What to work on: Write out only the lines from the line that holds "Parse this screenshot: output" to the end of the listing below, inclusive, with the pictures omitted.

------------------------------

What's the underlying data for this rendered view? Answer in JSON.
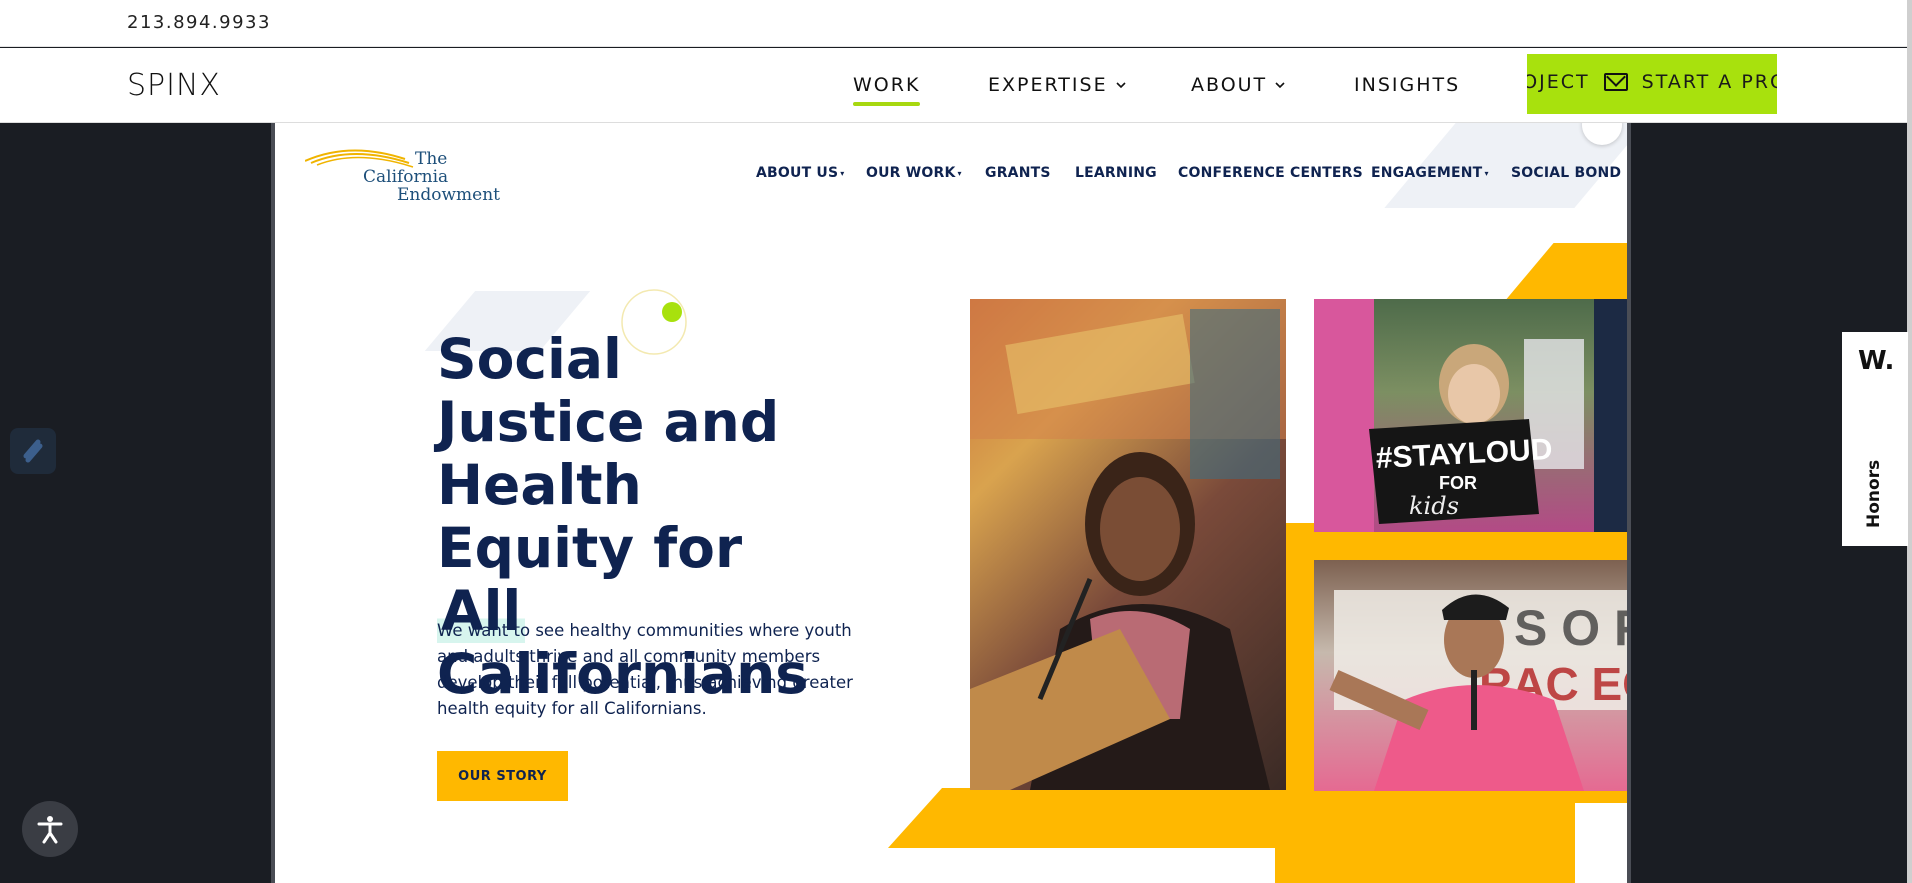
{
  "topbar": {
    "phone": "213.894.9933"
  },
  "header": {
    "logo": "SPINX",
    "nav": [
      {
        "label": "WORK",
        "active": true
      },
      {
        "label": "EXPERTISE",
        "dropdown": true
      },
      {
        "label": "ABOUT",
        "dropdown": true
      },
      {
        "label": "INSIGHTS"
      }
    ],
    "cta_label": "START A PROJECT",
    "cta_icon": "mail-icon",
    "accent_color": "#a8e10d"
  },
  "site": {
    "logo_line1": "The",
    "logo_line2": "California",
    "logo_line3": "Endowment",
    "nav": [
      {
        "label": "ABOUT US",
        "dropdown": true
      },
      {
        "label": "OUR WORK",
        "dropdown": true
      },
      {
        "label": "GRANTS"
      },
      {
        "label": "LEARNING"
      },
      {
        "label": "CONFERENCE CENTERS"
      },
      {
        "label": "ENGAGEMENT",
        "dropdown": true
      },
      {
        "label": "SOCIAL BOND"
      }
    ],
    "dropdown_marker": "▾",
    "hero": {
      "title_part1": "Social Justice and Health Equity for ",
      "title_highlight": "All",
      "title_part2": " Californians",
      "text": "We want to see healthy communities where youth and adults thrive and all community members develop their full potential, thus achieving greater health equity for all Californians.",
      "button": "OUR STORY"
    },
    "photo_sign_1": "#STAYLOUD",
    "photo_sign_2": "FOR",
    "photo_sign_3": "kids",
    "brand_colors": {
      "navy": "#0f2350",
      "yellow": "#ffb800"
    }
  },
  "widgets": {
    "honors_logo": "W.",
    "honors_label": "Honors"
  }
}
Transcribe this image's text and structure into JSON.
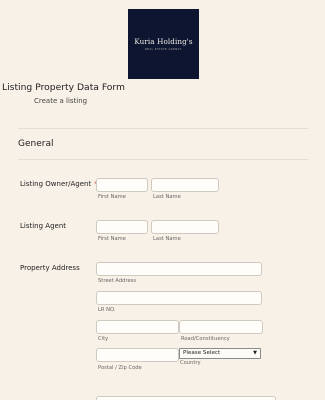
{
  "logo": {
    "brand": "Kuria Holding's",
    "tagline": "REAL ESTATE AGENCY"
  },
  "form": {
    "title": "Listing Property Data Form",
    "subtitle": "Create a listing"
  },
  "section": {
    "title": "General"
  },
  "fields": {
    "owner": {
      "label": "Listing Owner/Agent",
      "required_mark": "*",
      "first": {
        "value": "",
        "sublabel": "First Name"
      },
      "last": {
        "value": "",
        "sublabel": "Last Name"
      }
    },
    "agent": {
      "label": "Listing Agent",
      "first": {
        "value": "",
        "sublabel": "First Name"
      },
      "last": {
        "value": "",
        "sublabel": "Last Name"
      }
    },
    "address": {
      "label": "Property Address",
      "street": {
        "value": "",
        "sublabel": "Street Address"
      },
      "lr_no": {
        "value": "",
        "sublabel": "LR NO."
      },
      "city": {
        "value": "",
        "sublabel": "City"
      },
      "road": {
        "value": "",
        "sublabel": "Road/Constituency"
      },
      "postal": {
        "value": "",
        "sublabel": "Postal / Zip Code"
      },
      "country": {
        "selected": "Please Select",
        "sublabel": "Country"
      }
    }
  }
}
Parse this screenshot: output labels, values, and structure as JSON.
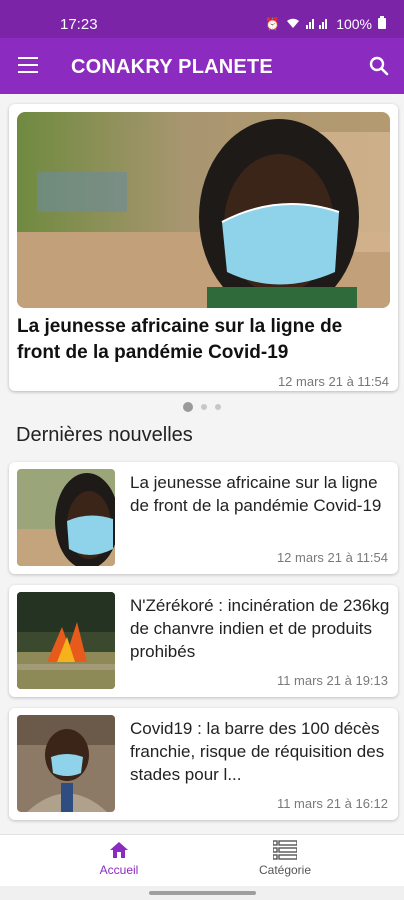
{
  "status_bar": {
    "time": "17:23",
    "battery": "100%"
  },
  "app_bar": {
    "title": "CONAKRY PLANETE",
    "menu_icon": "hamburger-menu-icon",
    "search_icon": "search-icon"
  },
  "featured": {
    "title": "La jeunesse africaine sur la ligne de front de la pandémie Covid-19",
    "date": "12 mars 21 à 11:54"
  },
  "pager": {
    "count": 3,
    "active": 0
  },
  "section_title": "Dernières nouvelles",
  "news": [
    {
      "title": "La jeunesse africaine sur la ligne de front de la pandémie Covid-19",
      "date": "12 mars 21 à 11:54"
    },
    {
      "title": "N'Zérékoré : incinération de 236kg de chanvre indien et de produits prohibés",
      "date": "11 mars 21 à 19:13"
    },
    {
      "title": "Covid19 : la barre des 100 décès franchie, risque de réquisition des stades pour l...",
      "date": "11 mars 21 à 16:12"
    }
  ],
  "bottom_nav": {
    "home_label": "Accueil",
    "category_label": "Catégorie",
    "active": "home"
  },
  "colors": {
    "primary": "#8c2bbf",
    "status_bar": "#7b24a8"
  }
}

------------------------------

Answer in full:
Parse this screenshot: output labels, values, and structure as JSON.
{
  "status_bar": {
    "time": "17:23",
    "battery": "100%"
  },
  "app_bar": {
    "title": "CONAKRY PLANETE",
    "menu_icon": "hamburger-menu-icon",
    "search_icon": "search-icon"
  },
  "featured": {
    "title": "La jeunesse africaine sur la ligne de front de la pandémie Covid-19",
    "date": "12 mars 21 à 11:54"
  },
  "pager": {
    "count": 3,
    "active": 0
  },
  "section_title": "Dernières nouvelles",
  "news": [
    {
      "title": "La jeunesse africaine sur la ligne de front de la pandémie Covid-19",
      "date": "12 mars 21 à 11:54"
    },
    {
      "title": "N'Zérékoré : incinération de 236kg de chanvre indien et de produits prohibés",
      "date": "11 mars 21 à 19:13"
    },
    {
      "title": "Covid19 : la barre des 100 décès franchie, risque de réquisition des stades pour l...",
      "date": "11 mars 21 à 16:12"
    }
  ],
  "bottom_nav": {
    "home_label": "Accueil",
    "category_label": "Catégorie",
    "active": "home"
  },
  "colors": {
    "primary": "#8c2bbf",
    "status_bar": "#7b24a8"
  }
}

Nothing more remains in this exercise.